**Apply what you read:**
• 1. Retype the text on the BOLD initial dip from "Joerg Peter Pfannmoeller1, Grant" to "possible propagation velocities.".
• 2. Write the next part of the abstract on the origin of the BOLD initial dip, picking up after its last sentence.

3437

Investigating the origin of the BOLD initial dip with biophysical simulations based on realistic microvascular networks: flow or metabolism?
Joerg Peter Pfannmoeller1, Grant Adison Hartung1, Avery Berman1, and Jonathan Rizzo Polimeni1
1Martinos Center for Biomedical Imaging, Massachusetts General Hospital, Charlestown, MA, United States

Synopsis

We used simulations to achieve insights about the nature of the initial dip and found that it is indeed possible that retrograde propagation causes a local decoupling between hemodynamics and neural activity localized to the upper layers of the cortex. The simulations allowed to assess the contributions of the different simultaneously occurring contributions and point towards a high specificity of the initial dip to the capillaries or the veins. A methodological difficulty was posed by the limited availability of arterial dilation data. Therefore, we derived dilation traces from the measurements and determine a range of possible propagation velocities.

Introduction

The initial dip is a well-known feature of the BOLD response consisting of a subtle, transient decrease in the BOLD signal below baseline before the main BOLD response peak1. This dip was initially attributed to a rapid, transient increase in the metabolic consumption of oxygen prior to the blood flow response and was interpreted as a transient decoupling of blood flow and metabolism. Later studies suggested that this dip may instead reflect a rapid, transient increase in blood volume2. In part because the initial dip is challenging to observe experimentally3, its origins are not well understood. High-resolution experiments in small animal models that combined fMRI with optical imaging suggested that the initial dip may be a feature that arises due to varying delays of the hemodynamic response across cerebral cortical depths, partly attributed to the delays in retrograde arteriolar dilation between parenchymal arterioles and upstream feeding arteries4,5, suggesting a delayed flow—and hence flow-metabolism uncoupling—in the upper layers only. In these data, the initial dip in the BOLD response was observed only at the cortical surface, which may explain why its observation has been “elusive” in human fMRI data. The precise origin of the initial dip is important since it may or may not reflect an aspect of the BOLD signal that is more neural specific than the main peak6 and may represent a breakdown of the universally accepted tenet of strong flow-metabolism coupling in the brain7. However, due to the large number of simultaneous occurring physiological processes during the early phase of the BOLD effect this is a complex task and requires a vast and simultaneous experimental diagnostic access which is difficult to achieve. Motived by this, here we use detailed biophysical models with realistic vascular anatomy and dynamics to quantitatively test potential origins of the BOLD initial dip.

**Provided information:**
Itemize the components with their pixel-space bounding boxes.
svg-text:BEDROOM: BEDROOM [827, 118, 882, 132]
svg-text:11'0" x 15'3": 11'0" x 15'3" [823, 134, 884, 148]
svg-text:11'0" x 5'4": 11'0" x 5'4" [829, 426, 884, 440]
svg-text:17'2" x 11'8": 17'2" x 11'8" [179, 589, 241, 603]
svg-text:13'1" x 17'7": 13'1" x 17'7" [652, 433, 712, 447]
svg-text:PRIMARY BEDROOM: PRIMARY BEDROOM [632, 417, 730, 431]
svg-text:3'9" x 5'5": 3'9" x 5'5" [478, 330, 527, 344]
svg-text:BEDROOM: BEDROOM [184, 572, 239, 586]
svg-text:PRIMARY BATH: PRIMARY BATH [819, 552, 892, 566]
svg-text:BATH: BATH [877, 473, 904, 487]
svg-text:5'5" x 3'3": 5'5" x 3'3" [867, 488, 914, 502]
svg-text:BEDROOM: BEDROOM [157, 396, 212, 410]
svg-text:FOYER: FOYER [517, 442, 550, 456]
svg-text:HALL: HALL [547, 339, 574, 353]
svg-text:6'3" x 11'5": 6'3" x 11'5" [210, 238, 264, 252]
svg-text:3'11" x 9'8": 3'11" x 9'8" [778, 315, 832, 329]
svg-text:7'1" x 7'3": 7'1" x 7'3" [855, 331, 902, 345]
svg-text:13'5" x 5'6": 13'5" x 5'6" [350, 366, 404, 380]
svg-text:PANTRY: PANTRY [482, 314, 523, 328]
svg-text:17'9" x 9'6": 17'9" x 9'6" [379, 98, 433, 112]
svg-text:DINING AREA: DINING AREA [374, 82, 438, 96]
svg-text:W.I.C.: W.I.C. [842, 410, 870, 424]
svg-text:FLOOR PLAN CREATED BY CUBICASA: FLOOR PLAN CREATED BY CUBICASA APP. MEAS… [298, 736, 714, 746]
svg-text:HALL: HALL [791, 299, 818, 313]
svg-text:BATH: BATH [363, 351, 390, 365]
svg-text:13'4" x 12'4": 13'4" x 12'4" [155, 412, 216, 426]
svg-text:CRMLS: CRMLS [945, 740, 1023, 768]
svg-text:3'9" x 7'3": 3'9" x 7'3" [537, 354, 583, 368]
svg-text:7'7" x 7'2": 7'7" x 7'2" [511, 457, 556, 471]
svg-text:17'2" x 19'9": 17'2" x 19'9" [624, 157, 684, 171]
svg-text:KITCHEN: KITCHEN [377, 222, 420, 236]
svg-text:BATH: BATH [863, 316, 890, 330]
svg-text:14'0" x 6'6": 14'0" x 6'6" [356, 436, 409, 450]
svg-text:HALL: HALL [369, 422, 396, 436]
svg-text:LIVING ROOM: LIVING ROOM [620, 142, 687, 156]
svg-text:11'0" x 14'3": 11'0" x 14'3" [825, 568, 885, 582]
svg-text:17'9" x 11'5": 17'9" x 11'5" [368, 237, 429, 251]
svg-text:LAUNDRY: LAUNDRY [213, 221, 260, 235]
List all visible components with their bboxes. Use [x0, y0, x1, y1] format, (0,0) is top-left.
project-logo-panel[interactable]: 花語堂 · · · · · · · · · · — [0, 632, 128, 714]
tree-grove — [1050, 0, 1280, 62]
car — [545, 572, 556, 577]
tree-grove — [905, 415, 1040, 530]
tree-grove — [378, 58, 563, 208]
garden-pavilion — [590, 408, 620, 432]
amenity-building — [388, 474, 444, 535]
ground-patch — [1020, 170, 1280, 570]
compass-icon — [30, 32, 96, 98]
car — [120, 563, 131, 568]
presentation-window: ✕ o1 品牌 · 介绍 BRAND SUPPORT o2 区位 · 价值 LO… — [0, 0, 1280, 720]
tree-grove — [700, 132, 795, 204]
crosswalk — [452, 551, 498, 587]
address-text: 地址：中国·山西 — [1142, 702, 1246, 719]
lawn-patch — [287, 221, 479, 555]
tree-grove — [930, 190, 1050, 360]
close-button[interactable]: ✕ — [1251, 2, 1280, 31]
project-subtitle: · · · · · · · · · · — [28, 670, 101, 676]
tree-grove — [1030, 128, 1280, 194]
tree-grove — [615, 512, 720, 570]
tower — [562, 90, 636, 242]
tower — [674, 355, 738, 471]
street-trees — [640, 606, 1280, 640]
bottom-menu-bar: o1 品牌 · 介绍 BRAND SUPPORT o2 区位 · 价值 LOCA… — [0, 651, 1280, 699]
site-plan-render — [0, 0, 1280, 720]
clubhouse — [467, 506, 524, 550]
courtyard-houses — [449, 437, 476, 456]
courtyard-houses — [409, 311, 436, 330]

**Task-by-task answers:**
• 1.
Joerg Peter Pfannmoeller1, Grant Adison Hartung1, Avery Berman1, and Jonathan Rizzo Polimeni1
1Martinos Center for Biomedical Imaging, Massachusetts General Hospital, Charlestown, MA, United States

Synopsis

We used simulations to achieve insights about the nature of the initial dip and found that it is indeed possible that retrograde propagation causes a local decoupling between hemodynamics and neural activity localized to the upper layers of the cortex. The simulations allowed to assess the contributions of the different simultaneously occurring contributions and point towards a high specificity of the initial dip to the capillaries or the veins. A methodological difficulty was posed by the limited availability of arterial dilation data. Therefore, we derived dilation traces from the measurements and determine a range of possible propagation velocities.

• 2.
Methods

We used a realistic Vascular Anatomical Network (VAN) model reconstructed from mouse cortex8 (Fig.1A) to simulate a short 2 second stimulus based on measured arterial dilation traces5 (Fig.1B), derived average traces with a modified propagation velocity (Fig.1C), a viscoelastic model9, and boundary pressure time traces derived from a whole brain network model10 (Fig.1D). The resulting blood flow dynamics were used to computed advective and diffusive oxygen transport to determine susceptibility changes in the vessels11 and magnetic fieldoffsets which were in turn used to determine the BOLD signal in a Monte-Carlo tissue water diffusion simulation8.

Results

The delay between stimulus and flow onset was larger for the derived than the measured dilation, which had only a negligible delay (Fig.2A). Also the delay between onset of the capillary volume increase was larger (Fig.2D) while the onset of the venous blood volume stayed almost unchanged (Fig.2E). The simulation of the BOLD curves agreed much better with experiments for the derived dilation (Fig.3D-F) than for the measured traces (Fig.3A-C) which also had an initial dip in the upper but not the lower layers. The dip originated from an SO2 depletion in the upper cortical layers (Fig.4A) which was caused by a decreased flow in the upper layers (Fig.4B). The BOLD effect due to SO2 (Fig.4C) showed that SO2 changes cause the initial dip, while volume changes were negligible. Lowering the propagation velocity increased the dip magnitude and duration, while an increase had only little effect (Fig.4D) verifying the validity of the applied propagation velocity. The initial dip was found to be most specific to capillaries (Fig.5B), followed by veins (Fig.5C), while arteries where negligible (Fig.5A).

Discussion

A delay between stimulus and flow onset in the upper layers can cause an initial dip but this depends on details of the arterial propagation which is only sparsely known. The initial dip may allow to differentiate the hemodynamic response of lower and upper cortical layers and may prove useful in layered fMRI. However, additional anatomies with different veins may result in a more dominant role of the volume effect as previously outlined2.

Conclusion

Our simulations suggest that the initial dip exists and that it could be linked to retrograde arterial propagation. The initial dip has a high specificity to gray matter and may be useful to investigate neurovasular coupling.

Acknowledgements

This work was supported in part by the NIH NIBIB (grant P41-EB030006 and R01-EB019437), the BRAIN Initiative (NIH NIMH grants R01-MH111419, R01-MH111438, and F32-MH125599), the MGH/HST Athinoula A. Martinos Center for Biomedical Imaging; and the resources provided by NIH Shared Instrumentation Grant S10-RR023043 and the German Research Foundation (DFG PF 897/2-1).

References

1. Kim S, Ogawa S. Biophysical and physiological origins of blood oxygenation level-dependent fMRI signals. J Cereb Blood Flow Metab, 2012; 32(7): 1188-1206.

2. Sirotin Y, Hillman E, Bordier C, Das A. Spatiotemporal precision and hemodynamic mechanism of optical point spreads in alert primates. Proc Natl Acad Sci U S A. 2009;106(43):18390-18395.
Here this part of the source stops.